DATASET EXTRACT

▼

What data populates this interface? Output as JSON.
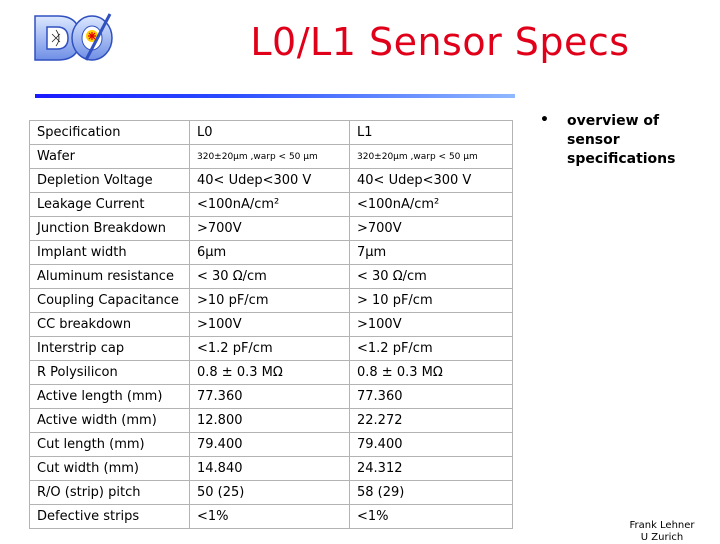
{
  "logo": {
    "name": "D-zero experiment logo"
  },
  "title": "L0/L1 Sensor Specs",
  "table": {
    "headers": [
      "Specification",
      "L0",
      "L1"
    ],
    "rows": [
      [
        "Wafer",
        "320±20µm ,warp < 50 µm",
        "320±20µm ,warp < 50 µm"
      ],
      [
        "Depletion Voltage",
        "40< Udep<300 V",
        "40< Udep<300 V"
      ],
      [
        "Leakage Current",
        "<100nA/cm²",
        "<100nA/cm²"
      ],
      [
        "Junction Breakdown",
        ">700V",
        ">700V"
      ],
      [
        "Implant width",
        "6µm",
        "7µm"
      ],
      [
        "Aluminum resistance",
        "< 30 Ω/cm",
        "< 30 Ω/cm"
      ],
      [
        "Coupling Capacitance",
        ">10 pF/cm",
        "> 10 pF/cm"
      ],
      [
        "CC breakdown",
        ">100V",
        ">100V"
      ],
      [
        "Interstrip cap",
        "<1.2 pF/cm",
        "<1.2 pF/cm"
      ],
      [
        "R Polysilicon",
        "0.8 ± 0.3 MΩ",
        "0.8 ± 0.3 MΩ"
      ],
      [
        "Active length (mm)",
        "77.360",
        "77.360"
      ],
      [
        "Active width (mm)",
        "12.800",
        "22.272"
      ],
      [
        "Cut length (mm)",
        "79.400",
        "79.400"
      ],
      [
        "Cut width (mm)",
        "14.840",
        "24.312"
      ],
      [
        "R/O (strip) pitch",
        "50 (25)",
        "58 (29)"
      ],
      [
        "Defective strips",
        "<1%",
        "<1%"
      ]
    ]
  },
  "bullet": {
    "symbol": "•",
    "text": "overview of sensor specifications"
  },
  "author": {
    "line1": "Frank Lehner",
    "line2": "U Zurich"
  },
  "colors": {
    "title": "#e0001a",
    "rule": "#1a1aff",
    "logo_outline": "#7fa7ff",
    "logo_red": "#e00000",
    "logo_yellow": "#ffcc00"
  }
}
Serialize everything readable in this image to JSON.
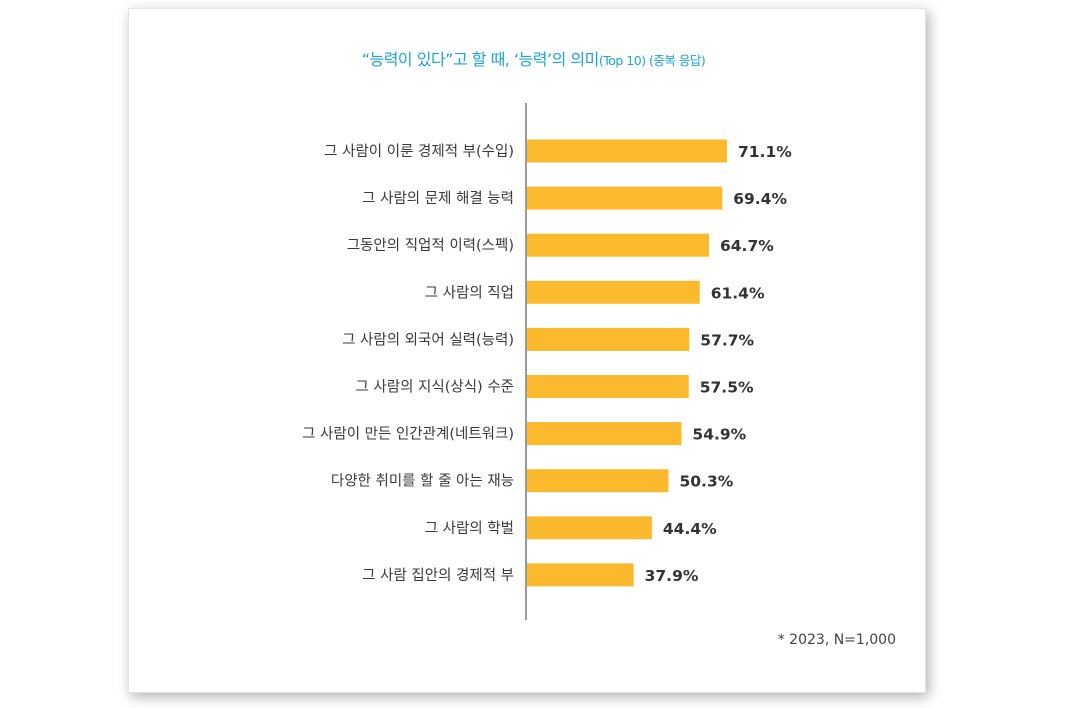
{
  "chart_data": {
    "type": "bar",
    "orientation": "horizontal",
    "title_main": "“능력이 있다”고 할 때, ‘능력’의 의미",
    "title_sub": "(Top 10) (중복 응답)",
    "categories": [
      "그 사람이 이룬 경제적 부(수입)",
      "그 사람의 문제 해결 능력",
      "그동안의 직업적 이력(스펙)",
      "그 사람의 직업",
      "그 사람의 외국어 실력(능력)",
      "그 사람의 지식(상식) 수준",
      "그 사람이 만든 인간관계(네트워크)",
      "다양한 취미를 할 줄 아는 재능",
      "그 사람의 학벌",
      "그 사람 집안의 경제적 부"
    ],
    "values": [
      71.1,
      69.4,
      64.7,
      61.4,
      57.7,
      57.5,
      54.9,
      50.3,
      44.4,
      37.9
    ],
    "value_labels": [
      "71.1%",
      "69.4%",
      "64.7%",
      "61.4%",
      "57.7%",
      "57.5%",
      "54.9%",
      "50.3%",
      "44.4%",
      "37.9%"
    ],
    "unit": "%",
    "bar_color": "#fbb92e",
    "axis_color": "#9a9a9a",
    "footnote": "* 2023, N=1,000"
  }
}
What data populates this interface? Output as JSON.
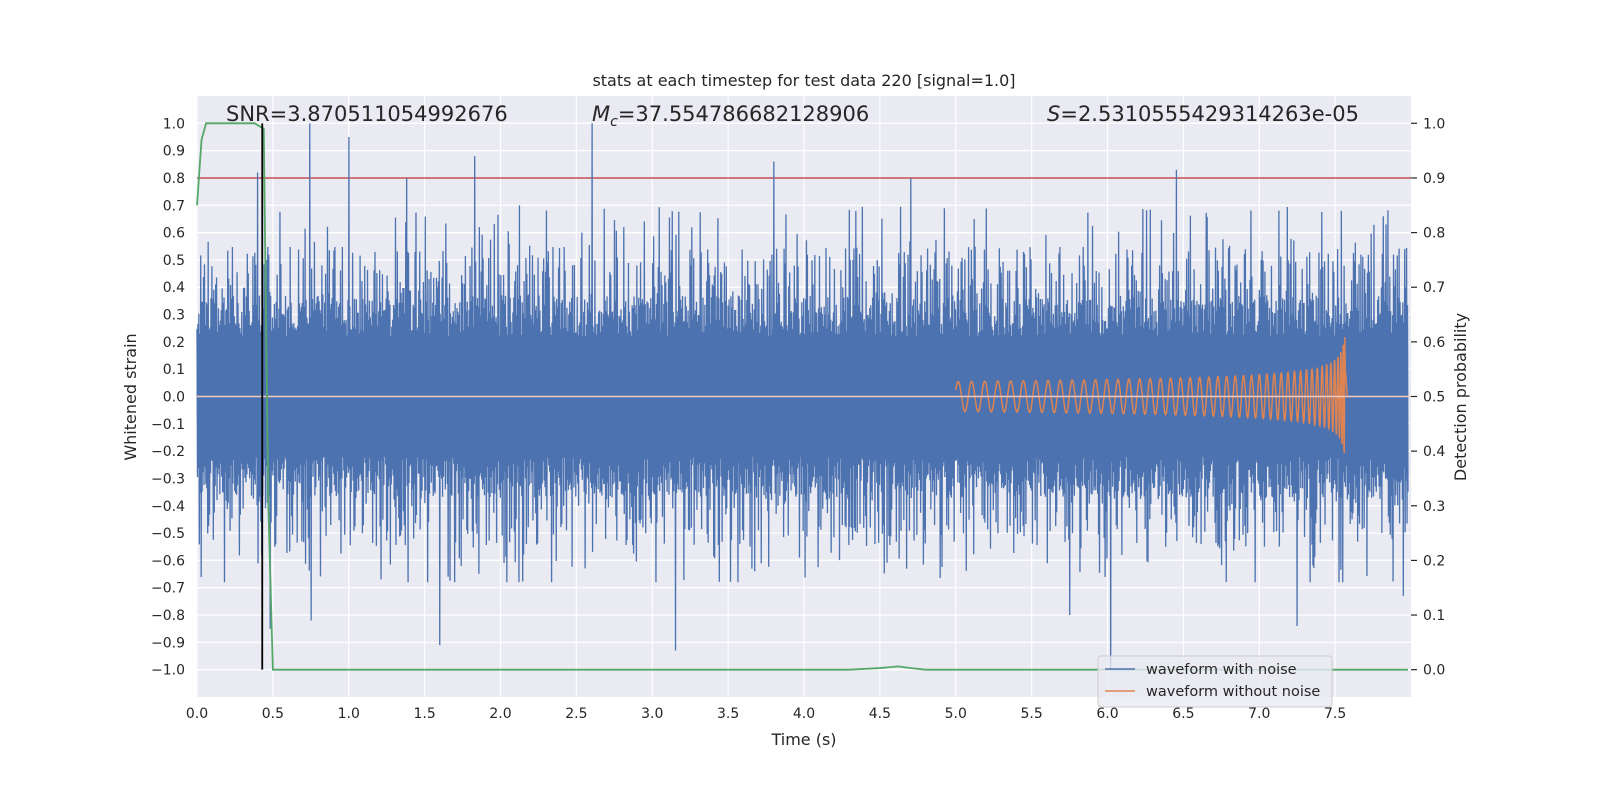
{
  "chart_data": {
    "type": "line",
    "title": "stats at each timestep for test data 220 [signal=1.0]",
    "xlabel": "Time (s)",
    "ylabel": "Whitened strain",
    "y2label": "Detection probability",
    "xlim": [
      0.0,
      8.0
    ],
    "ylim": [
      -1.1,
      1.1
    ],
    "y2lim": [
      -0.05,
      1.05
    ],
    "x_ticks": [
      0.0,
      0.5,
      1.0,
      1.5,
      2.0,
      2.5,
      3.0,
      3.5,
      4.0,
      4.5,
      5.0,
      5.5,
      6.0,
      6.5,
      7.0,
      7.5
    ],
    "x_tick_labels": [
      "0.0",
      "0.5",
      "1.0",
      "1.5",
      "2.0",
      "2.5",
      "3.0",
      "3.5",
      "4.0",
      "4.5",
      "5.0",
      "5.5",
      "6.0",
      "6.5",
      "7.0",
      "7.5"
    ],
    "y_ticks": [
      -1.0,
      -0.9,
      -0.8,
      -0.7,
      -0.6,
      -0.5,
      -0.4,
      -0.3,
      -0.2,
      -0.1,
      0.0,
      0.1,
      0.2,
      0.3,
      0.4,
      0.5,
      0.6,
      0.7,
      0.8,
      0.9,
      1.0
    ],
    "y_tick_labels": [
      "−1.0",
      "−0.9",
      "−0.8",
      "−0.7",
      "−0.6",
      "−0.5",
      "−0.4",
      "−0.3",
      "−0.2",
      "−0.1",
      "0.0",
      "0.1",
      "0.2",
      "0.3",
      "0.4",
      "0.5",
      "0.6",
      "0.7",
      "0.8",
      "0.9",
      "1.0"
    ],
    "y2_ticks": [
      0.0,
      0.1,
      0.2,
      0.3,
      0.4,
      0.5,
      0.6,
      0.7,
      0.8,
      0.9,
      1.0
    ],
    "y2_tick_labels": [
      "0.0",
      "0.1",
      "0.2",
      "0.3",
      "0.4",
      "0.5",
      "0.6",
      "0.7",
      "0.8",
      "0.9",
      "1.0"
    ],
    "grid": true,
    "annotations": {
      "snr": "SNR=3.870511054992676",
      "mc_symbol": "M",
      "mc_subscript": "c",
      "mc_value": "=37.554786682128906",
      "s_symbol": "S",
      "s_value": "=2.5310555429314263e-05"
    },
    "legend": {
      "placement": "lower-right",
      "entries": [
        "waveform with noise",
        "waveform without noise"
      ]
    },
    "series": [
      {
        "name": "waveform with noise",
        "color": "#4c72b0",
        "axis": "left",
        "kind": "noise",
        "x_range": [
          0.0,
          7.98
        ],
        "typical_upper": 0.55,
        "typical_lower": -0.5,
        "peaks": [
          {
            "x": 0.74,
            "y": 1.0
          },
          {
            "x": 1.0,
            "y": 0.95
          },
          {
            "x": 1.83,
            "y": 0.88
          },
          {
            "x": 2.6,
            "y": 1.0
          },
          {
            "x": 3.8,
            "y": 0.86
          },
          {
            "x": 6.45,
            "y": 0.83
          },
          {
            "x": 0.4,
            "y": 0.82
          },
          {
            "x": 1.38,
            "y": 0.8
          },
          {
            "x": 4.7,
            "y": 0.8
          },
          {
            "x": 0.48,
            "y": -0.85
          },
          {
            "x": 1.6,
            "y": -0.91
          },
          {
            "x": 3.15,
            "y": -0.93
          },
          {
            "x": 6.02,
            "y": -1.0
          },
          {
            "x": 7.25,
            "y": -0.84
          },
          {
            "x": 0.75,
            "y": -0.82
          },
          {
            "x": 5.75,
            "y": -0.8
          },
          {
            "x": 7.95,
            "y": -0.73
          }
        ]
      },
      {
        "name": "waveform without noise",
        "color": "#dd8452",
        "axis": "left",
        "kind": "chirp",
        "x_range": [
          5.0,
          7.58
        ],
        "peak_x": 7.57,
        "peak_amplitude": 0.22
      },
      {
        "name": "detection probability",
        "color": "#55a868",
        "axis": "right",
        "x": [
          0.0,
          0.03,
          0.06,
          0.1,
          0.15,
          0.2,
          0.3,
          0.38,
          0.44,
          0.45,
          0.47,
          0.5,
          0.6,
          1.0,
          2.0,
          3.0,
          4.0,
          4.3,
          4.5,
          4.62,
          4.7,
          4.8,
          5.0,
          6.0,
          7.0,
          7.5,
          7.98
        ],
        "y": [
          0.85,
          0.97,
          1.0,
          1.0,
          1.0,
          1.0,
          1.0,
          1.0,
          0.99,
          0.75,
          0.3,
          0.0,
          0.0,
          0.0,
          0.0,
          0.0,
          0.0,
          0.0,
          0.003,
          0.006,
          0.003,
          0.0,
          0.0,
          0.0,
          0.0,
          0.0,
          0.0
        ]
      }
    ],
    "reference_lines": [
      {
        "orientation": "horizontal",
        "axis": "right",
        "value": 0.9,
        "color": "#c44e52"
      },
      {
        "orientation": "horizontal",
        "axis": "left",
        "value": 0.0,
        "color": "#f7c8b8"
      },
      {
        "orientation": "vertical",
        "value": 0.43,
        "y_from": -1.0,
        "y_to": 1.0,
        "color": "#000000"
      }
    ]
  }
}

▲

WRITTEN INSTRUCTION
Tally the lines of the preceding listing in which the word "waveform" appears; state nothing but the total.

CORRECT RESULT
4